++++ Extracted information ++++
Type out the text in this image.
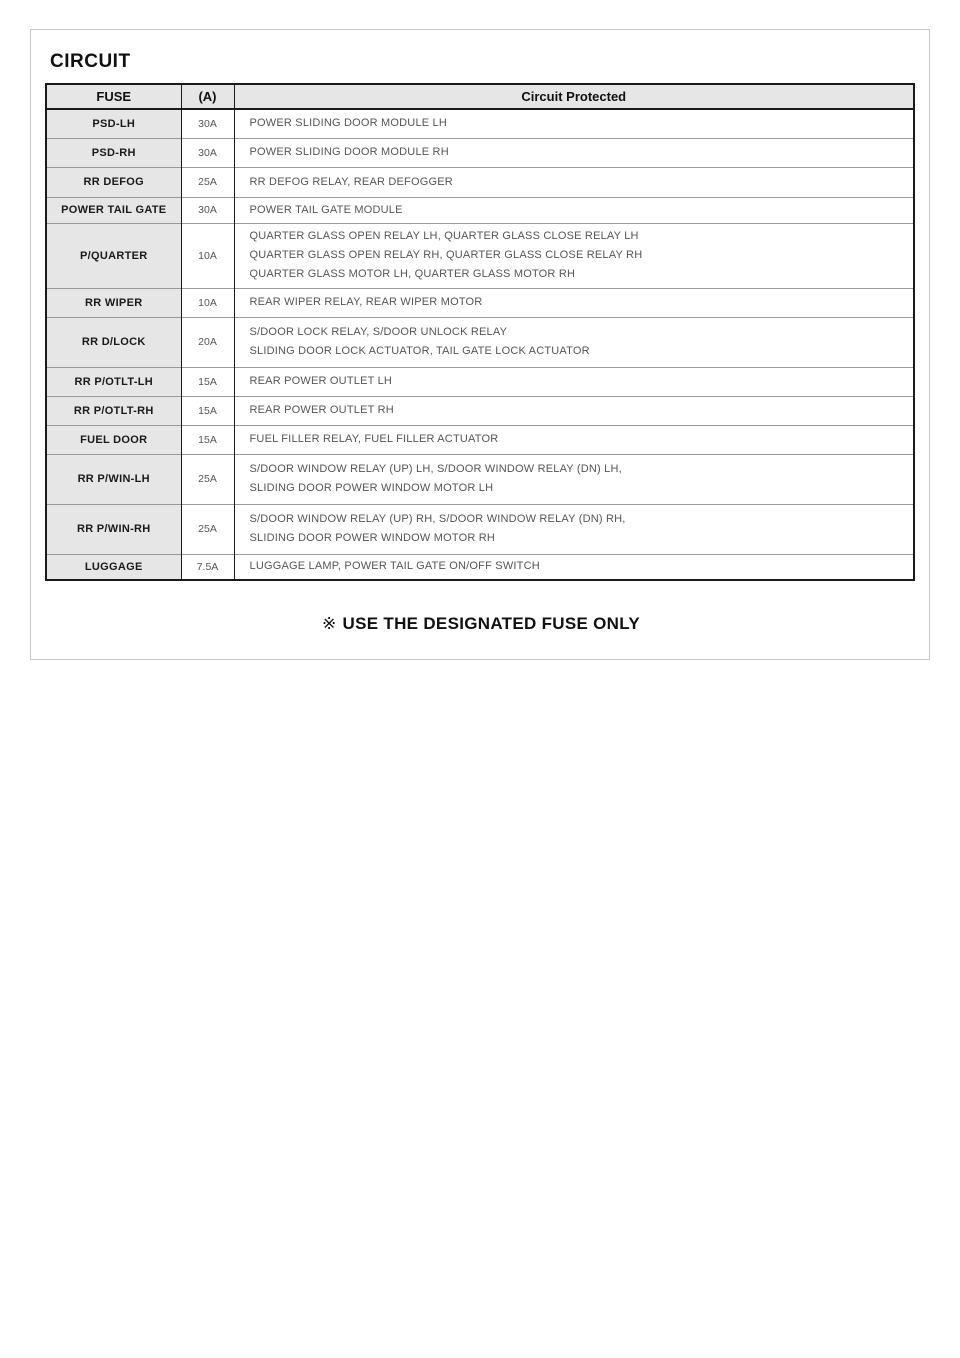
CIRCUIT
FUSE	(A)	Circuit Protected
PSD-LH	30A	POWER SLIDING DOOR MODULE LH

PSD-RH	30A	POWER SLIDING DOOR MODULE RH

RR DEFOG	25A	RR DEFOG RELAY, REAR DEFOGGER

POWER TAIL GATE	30A	POWER TAIL GATE MODULE

P/QUARTER	10A	QUARTER GLASS OPEN RELAY LH, QUARTER GLASS CLOSE RELAY LH
QUARTER GLASS OPEN RELAY RH, QUARTER GLASS CLOSE RELAY RH
QUARTER GLASS MOTOR LH, QUARTER GLASS MOTOR RH

RR WIPER	10A	REAR WIPER RELAY, REAR WIPER MOTOR

RR D/LOCK	20A	S/DOOR LOCK RELAY, S/DOOR UNLOCK RELAY
SLIDING DOOR LOCK ACTUATOR, TAIL GATE LOCK ACTUATOR

RR P/OTLT-LH	15A	REAR POWER OUTLET LH

RR P/OTLT-RH	15A	REAR POWER OUTLET RH

FUEL DOOR	15A	FUEL FILLER RELAY, FUEL FILLER ACTUATOR

RR P/WIN-LH	25A	S/DOOR WINDOW RELAY (UP) LH, S/DOOR WINDOW RELAY (DN) LH,
SLIDING DOOR POWER WINDOW MOTOR LH

RR P/WIN-RH	25A	S/DOOR WINDOW RELAY (UP) RH, S/DOOR WINDOW RELAY (DN) RH,
SLIDING DOOR POWER WINDOW MOTOR RH

LUGGAGE	7.5A	LUGGAGE LAMP, POWER TAIL GATE ON/OFF SWITCH
※ USE THE DESIGNATED FUSE ONLY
++++
* Task to complete: Leave the pictures out and print the records above exactly as they stand.

* Result of this exercise:
Type out the text in this image.
CIRCUIT
FUSE	(A)	Circuit Protected
PSD-LH	30A	POWER SLIDING DOOR MODULE LH

PSD-RH	30A	POWER SLIDING DOOR MODULE RH

RR DEFOG	25A	RR DEFOG RELAY, REAR DEFOGGER

POWER TAIL GATE	30A	POWER TAIL GATE MODULE

P/QUARTER	10A	QUARTER GLASS OPEN RELAY LH, QUARTER GLASS CLOSE RELAY LH
QUARTER GLASS OPEN RELAY RH, QUARTER GLASS CLOSE RELAY RH
QUARTER GLASS MOTOR LH, QUARTER GLASS MOTOR RH

RR WIPER	10A	REAR WIPER RELAY, REAR WIPER MOTOR

RR D/LOCK	20A	S/DOOR LOCK RELAY, S/DOOR UNLOCK RELAY
SLIDING DOOR LOCK ACTUATOR, TAIL GATE LOCK ACTUATOR

RR P/OTLT-LH	15A	REAR POWER OUTLET LH

RR P/OTLT-RH	15A	REAR POWER OUTLET RH

FUEL DOOR	15A	FUEL FILLER RELAY, FUEL FILLER ACTUATOR

RR P/WIN-LH	25A	S/DOOR WINDOW RELAY (UP) LH, S/DOOR WINDOW RELAY (DN) LH,
SLIDING DOOR POWER WINDOW MOTOR LH

RR P/WIN-RH	25A	S/DOOR WINDOW RELAY (UP) RH, S/DOOR WINDOW RELAY (DN) RH,
SLIDING DOOR POWER WINDOW MOTOR RH

LUGGAGE	7.5A	LUGGAGE LAMP, POWER TAIL GATE ON/OFF SWITCH
※ USE THE DESIGNATED FUSE ONLY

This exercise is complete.